[Begin DATA EXCERPTS]

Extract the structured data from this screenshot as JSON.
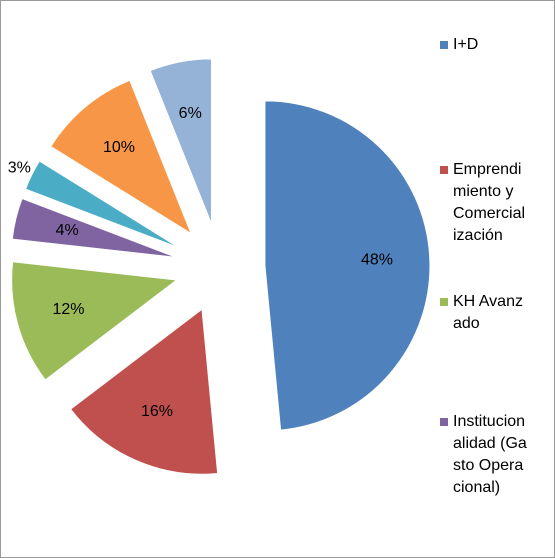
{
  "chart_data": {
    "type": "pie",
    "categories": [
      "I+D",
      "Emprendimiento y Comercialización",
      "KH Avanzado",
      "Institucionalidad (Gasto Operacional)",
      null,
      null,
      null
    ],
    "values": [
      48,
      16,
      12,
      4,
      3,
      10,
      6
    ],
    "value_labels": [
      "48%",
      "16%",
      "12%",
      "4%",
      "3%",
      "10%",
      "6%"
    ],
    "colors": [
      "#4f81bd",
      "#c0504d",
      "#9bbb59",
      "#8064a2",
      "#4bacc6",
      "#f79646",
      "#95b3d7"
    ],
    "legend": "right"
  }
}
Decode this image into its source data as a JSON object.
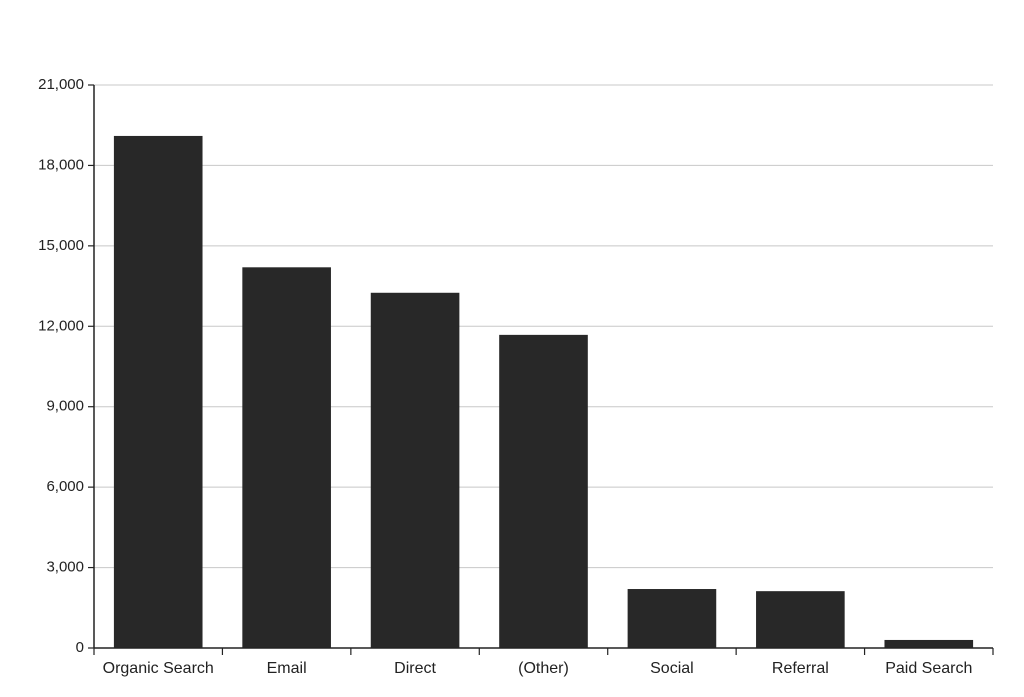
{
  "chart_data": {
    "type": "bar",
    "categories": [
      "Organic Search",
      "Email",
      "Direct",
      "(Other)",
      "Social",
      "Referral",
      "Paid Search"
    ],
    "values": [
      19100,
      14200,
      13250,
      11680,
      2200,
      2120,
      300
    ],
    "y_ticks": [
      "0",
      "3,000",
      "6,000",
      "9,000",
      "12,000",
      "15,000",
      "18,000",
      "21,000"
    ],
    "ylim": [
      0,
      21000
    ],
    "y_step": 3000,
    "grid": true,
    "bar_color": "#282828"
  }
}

[End DATA EXCERPTS]
[Begin DATA EXCERPTS]

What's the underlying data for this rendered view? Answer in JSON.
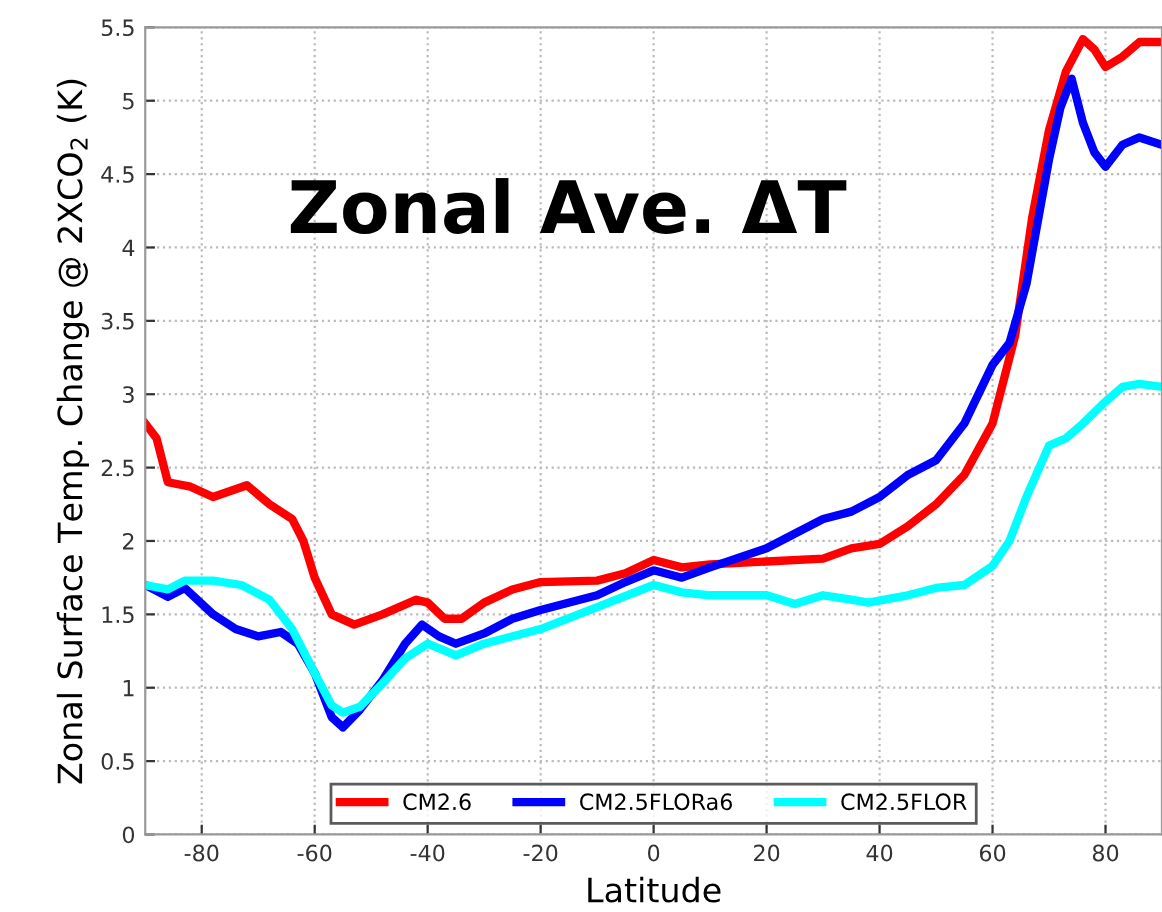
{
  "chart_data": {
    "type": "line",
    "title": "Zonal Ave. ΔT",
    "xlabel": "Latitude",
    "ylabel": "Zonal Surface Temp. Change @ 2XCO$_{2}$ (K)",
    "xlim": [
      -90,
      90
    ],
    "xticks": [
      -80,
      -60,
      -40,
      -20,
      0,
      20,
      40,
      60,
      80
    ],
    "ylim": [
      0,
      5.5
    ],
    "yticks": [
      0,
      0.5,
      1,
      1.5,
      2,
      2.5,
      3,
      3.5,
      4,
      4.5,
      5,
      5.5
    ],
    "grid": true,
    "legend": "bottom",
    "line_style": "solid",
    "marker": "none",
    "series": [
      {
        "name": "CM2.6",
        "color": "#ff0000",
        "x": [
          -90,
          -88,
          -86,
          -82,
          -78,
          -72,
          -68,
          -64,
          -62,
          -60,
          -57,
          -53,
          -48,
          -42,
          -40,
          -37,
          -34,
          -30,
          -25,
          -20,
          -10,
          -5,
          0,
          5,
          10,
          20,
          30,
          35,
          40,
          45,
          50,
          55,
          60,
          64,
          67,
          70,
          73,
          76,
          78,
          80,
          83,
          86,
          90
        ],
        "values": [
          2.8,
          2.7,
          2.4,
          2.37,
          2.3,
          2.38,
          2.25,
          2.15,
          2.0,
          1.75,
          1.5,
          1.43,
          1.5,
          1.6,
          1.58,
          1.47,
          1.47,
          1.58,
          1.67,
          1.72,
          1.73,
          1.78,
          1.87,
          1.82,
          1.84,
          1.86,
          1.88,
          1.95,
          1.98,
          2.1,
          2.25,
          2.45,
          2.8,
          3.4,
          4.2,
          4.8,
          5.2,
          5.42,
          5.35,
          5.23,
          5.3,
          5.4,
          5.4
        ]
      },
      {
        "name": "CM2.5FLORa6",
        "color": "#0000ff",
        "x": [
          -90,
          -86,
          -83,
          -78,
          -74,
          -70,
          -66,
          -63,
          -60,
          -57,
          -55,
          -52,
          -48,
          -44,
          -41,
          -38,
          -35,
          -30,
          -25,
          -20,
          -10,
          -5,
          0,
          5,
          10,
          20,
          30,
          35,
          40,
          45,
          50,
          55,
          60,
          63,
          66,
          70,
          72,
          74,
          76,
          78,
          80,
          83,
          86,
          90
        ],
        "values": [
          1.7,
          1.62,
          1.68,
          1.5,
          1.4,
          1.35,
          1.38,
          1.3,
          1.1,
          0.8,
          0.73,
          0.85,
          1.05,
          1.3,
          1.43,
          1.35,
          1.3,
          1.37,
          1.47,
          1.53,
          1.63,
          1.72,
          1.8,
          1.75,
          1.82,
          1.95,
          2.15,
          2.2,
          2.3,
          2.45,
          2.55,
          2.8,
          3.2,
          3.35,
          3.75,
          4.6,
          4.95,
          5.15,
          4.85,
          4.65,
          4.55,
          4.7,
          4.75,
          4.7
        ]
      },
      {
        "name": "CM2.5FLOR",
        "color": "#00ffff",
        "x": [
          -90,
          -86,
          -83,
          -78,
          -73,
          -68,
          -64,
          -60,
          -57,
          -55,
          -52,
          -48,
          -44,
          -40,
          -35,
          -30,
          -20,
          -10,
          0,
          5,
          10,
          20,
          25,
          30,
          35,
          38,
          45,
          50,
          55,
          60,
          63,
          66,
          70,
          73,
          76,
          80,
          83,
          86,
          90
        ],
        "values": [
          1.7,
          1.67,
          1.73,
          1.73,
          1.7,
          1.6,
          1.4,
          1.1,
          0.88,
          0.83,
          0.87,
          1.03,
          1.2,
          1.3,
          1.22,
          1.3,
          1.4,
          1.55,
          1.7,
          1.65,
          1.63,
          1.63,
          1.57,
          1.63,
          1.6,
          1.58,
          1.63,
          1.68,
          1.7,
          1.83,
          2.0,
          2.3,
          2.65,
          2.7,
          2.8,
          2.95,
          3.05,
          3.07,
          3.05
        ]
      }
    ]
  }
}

[End DATA EXCERPTS]

■ **INSTRUCTIONS FOR THE TASK**
Scan the entries above for the word "this" and collect each line holding it.

■ **EXERCISE OUTPUT**
Extract the structured data from this screenshot as JSON.
Decode this image into its source data as a JSON object.
What's the underlying data for this rendered view? Answer in JSON.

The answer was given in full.